--- START Data for processing ---

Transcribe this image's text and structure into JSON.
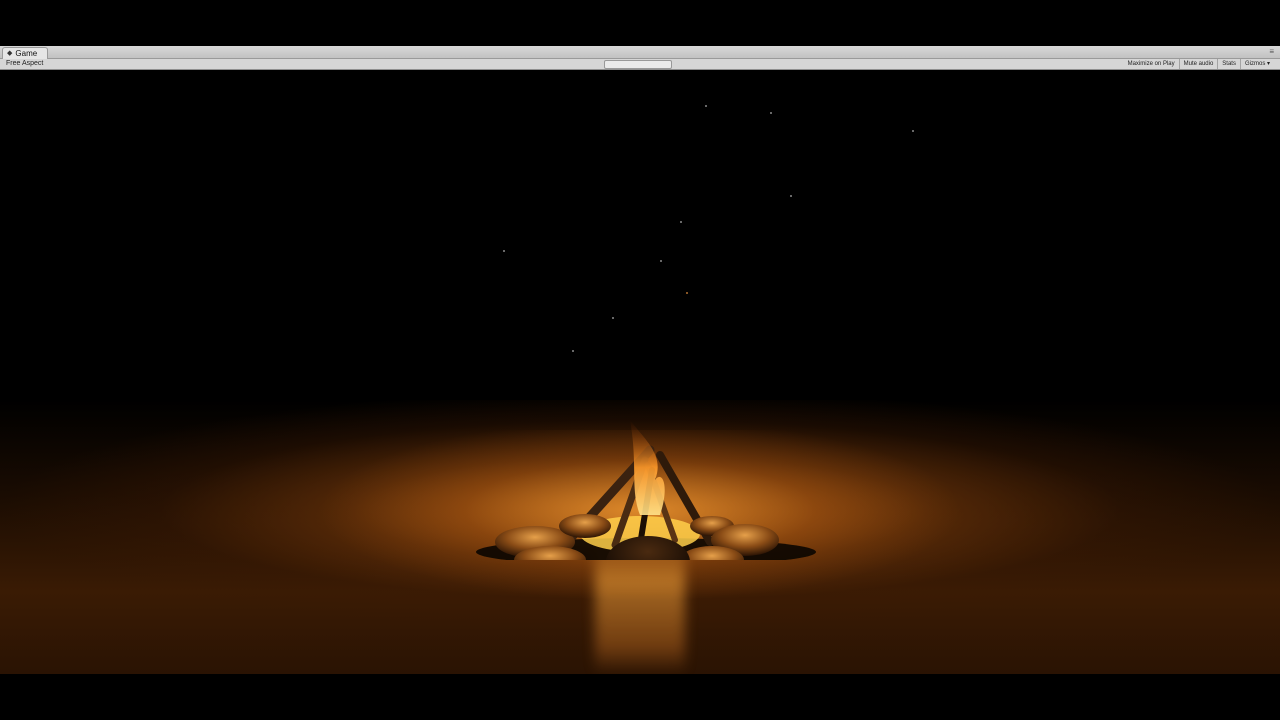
{
  "window": {
    "tab_title": "Game",
    "tab_icon": "game-controller-icon"
  },
  "toolbar": {
    "aspect_label": "Free Aspect",
    "right_buttons": [
      {
        "label": "Maximize on Play"
      },
      {
        "label": "Mute audio"
      },
      {
        "label": "Stats"
      },
      {
        "label": "Gizmos ▾"
      }
    ]
  },
  "scene": {
    "description_colors": {
      "fire_core": "#ffd36a",
      "fire_orange": "#ff9a2a",
      "floor_glow": "#cc6e18",
      "background": "#000000"
    }
  }
}
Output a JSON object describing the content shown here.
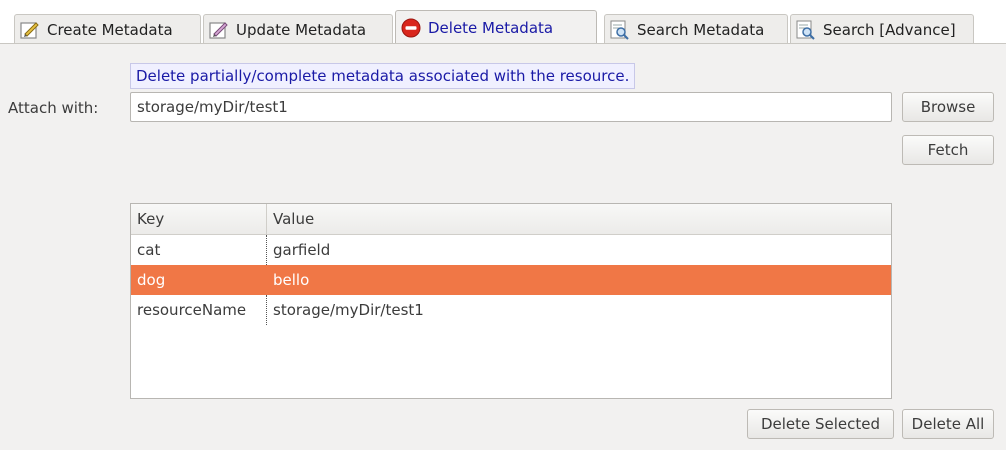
{
  "tabs": [
    {
      "label": "Create Metadata",
      "icon": "edit-icon"
    },
    {
      "label": "Update Metadata",
      "icon": "update-edit-icon"
    },
    {
      "label": "Delete Metadata",
      "icon": "delete-stop-icon",
      "active": true
    },
    {
      "label": "Search Metadata",
      "icon": "search-icon"
    },
    {
      "label": "Search [Advance]",
      "icon": "advanced-search-icon"
    }
  ],
  "hint": "Delete partially/complete metadata associated with the resource.",
  "attach": {
    "label": "Attach with:",
    "value": "storage/myDir/test1"
  },
  "buttons": {
    "browse": "Browse",
    "fetch": "Fetch",
    "delete_selected": "Delete Selected",
    "delete_all": "Delete All"
  },
  "table": {
    "columns": [
      "Key",
      "Value"
    ],
    "rows": [
      {
        "key": "cat",
        "value": "garfield"
      },
      {
        "key": "dog",
        "value": "bello",
        "selected": true
      },
      {
        "key": "resourceName",
        "value": "storage/myDir/test1"
      }
    ]
  },
  "colors": {
    "selection": "#f07746",
    "hint_text": "#1a1aa6",
    "panel_bg": "#f2f1f0"
  }
}
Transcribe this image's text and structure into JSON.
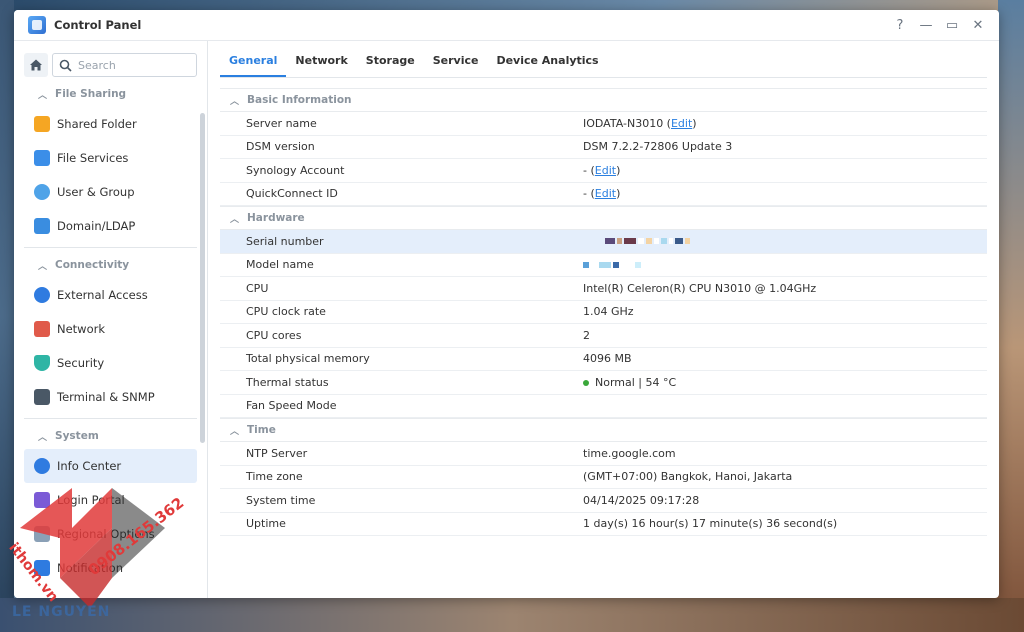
{
  "window": {
    "title": "Control Panel"
  },
  "window_controls": {
    "help": "?",
    "minimize": "—",
    "maximize": "▭",
    "close": "✕"
  },
  "search": {
    "placeholder": "Search"
  },
  "sidebar": {
    "sections": [
      {
        "label": "File Sharing",
        "items": [
          "Shared Folder",
          "File Services",
          "User & Group",
          "Domain/LDAP"
        ]
      },
      {
        "label": "Connectivity",
        "items": [
          "External Access",
          "Network",
          "Security",
          "Terminal & SNMP"
        ]
      },
      {
        "label": "System",
        "items": [
          "Info Center",
          "Login Portal",
          "Regional Options",
          "Notification"
        ]
      }
    ],
    "active_item": "Info Center"
  },
  "tabs": [
    "General",
    "Network",
    "Storage",
    "Service",
    "Device Analytics"
  ],
  "active_tab": "General",
  "basic": {
    "title": "Basic Information",
    "server_name_label": "Server name",
    "server_name_value": "IODATA-N3010 (",
    "server_name_link": "Edit",
    "dsm_label": "DSM version",
    "dsm_value": "DSM 7.2.2-72806 Update 3",
    "account_label": "Synology Account",
    "account_prefix": "- (",
    "account_link": "Edit",
    "qc_label": "QuickConnect ID",
    "qc_prefix": "- (",
    "qc_link": "Edit"
  },
  "hardware": {
    "title": "Hardware",
    "serial_label": "Serial number",
    "model_label": "Model name",
    "cpu_label": "CPU",
    "cpu_value": "Intel(R) Celeron(R) CPU N3010 @ 1.04GHz",
    "clock_label": "CPU clock rate",
    "clock_value": "1.04 GHz",
    "cores_label": "CPU cores",
    "cores_value": "2",
    "mem_label": "Total physical memory",
    "mem_value": "4096 MB",
    "thermal_label": "Thermal status",
    "thermal_value": "Normal | 54 °C",
    "fan_label": "Fan Speed Mode",
    "fan_value": ""
  },
  "time": {
    "title": "Time",
    "ntp_label": "NTP Server",
    "ntp_value": "time.google.com",
    "tz_label": "Time zone",
    "tz_value": "(GMT+07:00) Bangkok, Hanoi, Jakarta",
    "sys_label": "System time",
    "sys_value": "04/14/2025 09:17:28",
    "up_label": "Uptime",
    "up_value": "1 day(s) 16 hour(s) 17 minute(s) 36 second(s)"
  },
  "watermark": {
    "phone": "0908.165.362",
    "site": "ithom.vn",
    "brand": "LE NGUYEN"
  },
  "colors": {
    "accent": "#2a7fe0",
    "status_ok": "#3aa83a",
    "active_bg": "#e4eefb"
  }
}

--- END Data for processing ---

Work instructions | Keep the pictures out of the copy and write out the data exactly as it stands.

Exercise result |
Transcribe this image's text and structure into JSON.
{
  "window": {
    "tab_title": "Game",
    "tab_icon": "game-controller-icon"
  },
  "toolbar": {
    "aspect_label": "Free Aspect",
    "right_buttons": [
      {
        "label": "Maximize on Play"
      },
      {
        "label": "Mute audio"
      },
      {
        "label": "Stats"
      },
      {
        "label": "Gizmos ▾"
      }
    ]
  },
  "scene": {
    "description_colors": {
      "fire_core": "#ffd36a",
      "fire_orange": "#ff9a2a",
      "floor_glow": "#cc6e18",
      "background": "#000000"
    }
  }
}
Output a JSON object describing the content shown here.
{
  "tabs": [
    {
      "label": "Create Metadata",
      "icon": "edit-icon"
    },
    {
      "label": "Update Metadata",
      "icon": "update-edit-icon"
    },
    {
      "label": "Delete Metadata",
      "icon": "delete-stop-icon",
      "active": true
    },
    {
      "label": "Search Metadata",
      "icon": "search-icon"
    },
    {
      "label": "Search [Advance]",
      "icon": "advanced-search-icon"
    }
  ],
  "hint": "Delete partially/complete metadata associated with the resource.",
  "attach": {
    "label": "Attach with:",
    "value": "storage/myDir/test1"
  },
  "buttons": {
    "browse": "Browse",
    "fetch": "Fetch",
    "delete_selected": "Delete Selected",
    "delete_all": "Delete All"
  },
  "table": {
    "columns": [
      "Key",
      "Value"
    ],
    "rows": [
      {
        "key": "cat",
        "value": "garfield"
      },
      {
        "key": "dog",
        "value": "bello",
        "selected": true
      },
      {
        "key": "resourceName",
        "value": "storage/myDir/test1"
      }
    ]
  },
  "colors": {
    "selection": "#f07746",
    "hint_text": "#1a1aa6",
    "panel_bg": "#f2f1f0"
  }
}
Transcribe this image's text and structure into JSON.
{
  "window": {
    "title": "Control Panel"
  },
  "window_controls": {
    "help": "?",
    "minimize": "—",
    "maximize": "▭",
    "close": "✕"
  },
  "search": {
    "placeholder": "Search"
  },
  "sidebar": {
    "sections": [
      {
        "label": "File Sharing",
        "items": [
          "Shared Folder",
          "File Services",
          "User & Group",
          "Domain/LDAP"
        ]
      },
      {
        "label": "Connectivity",
        "items": [
          "External Access",
          "Network",
          "Security",
          "Terminal & SNMP"
        ]
      },
      {
        "label": "System",
        "items": [
          "Info Center",
          "Login Portal",
          "Regional Options",
          "Notification"
        ]
      }
    ],
    "active_item": "Info Center"
  },
  "tabs": [
    "General",
    "Network",
    "Storage",
    "Service",
    "Device Analytics"
  ],
  "active_tab": "General",
  "basic": {
    "title": "Basic Information",
    "server_name_label": "Server name",
    "server_name_value": "IODATA-N3010 (",
    "server_name_link": "Edit",
    "dsm_label": "DSM version",
    "dsm_value": "DSM 7.2.2-72806 Update 3",
    "account_label": "Synology Account",
    "account_prefix": "- (",
    "account_link": "Edit",
    "qc_label": "QuickConnect ID",
    "qc_prefix": "- (",
    "qc_link": "Edit"
  },
  "hardware": {
    "title": "Hardware",
    "serial_label": "Serial number",
    "model_label": "Model name",
    "cpu_label": "CPU",
    "cpu_value": "Intel(R) Celeron(R) CPU N3010 @ 1.04GHz",
    "clock_label": "CPU clock rate",
    "clock_value": "1.04 GHz",
    "cores_label": "CPU cores",
    "cores_value": "2",
    "mem_label": "Total physical memory",
    "mem_value": "4096 MB",
    "thermal_label": "Thermal status",
    "thermal_value": "Normal | 54 °C",
    "fan_label": "Fan Speed Mode",
    "fan_value": ""
  },
  "time": {
    "title": "Time",
    "ntp_label": "NTP Server",
    "ntp_value": "time.google.com",
    "tz_label": "Time zone",
    "tz_value": "(GMT+07:00) Bangkok, Hanoi, Jakarta",
    "sys_label": "System time",
    "sys_value": "04/14/2025 09:17:28",
    "up_label": "Uptime",
    "up_value": "1 day(s) 16 hour(s) 17 minute(s) 36 second(s)"
  },
  "watermark": {
    "phone": "0908.165.362",
    "site": "ithom.vn",
    "brand": "LE NGUYEN"
  },
  "colors": {
    "accent": "#2a7fe0",
    "status_ok": "#3aa83a",
    "active_bg": "#e4eefb"
  }
}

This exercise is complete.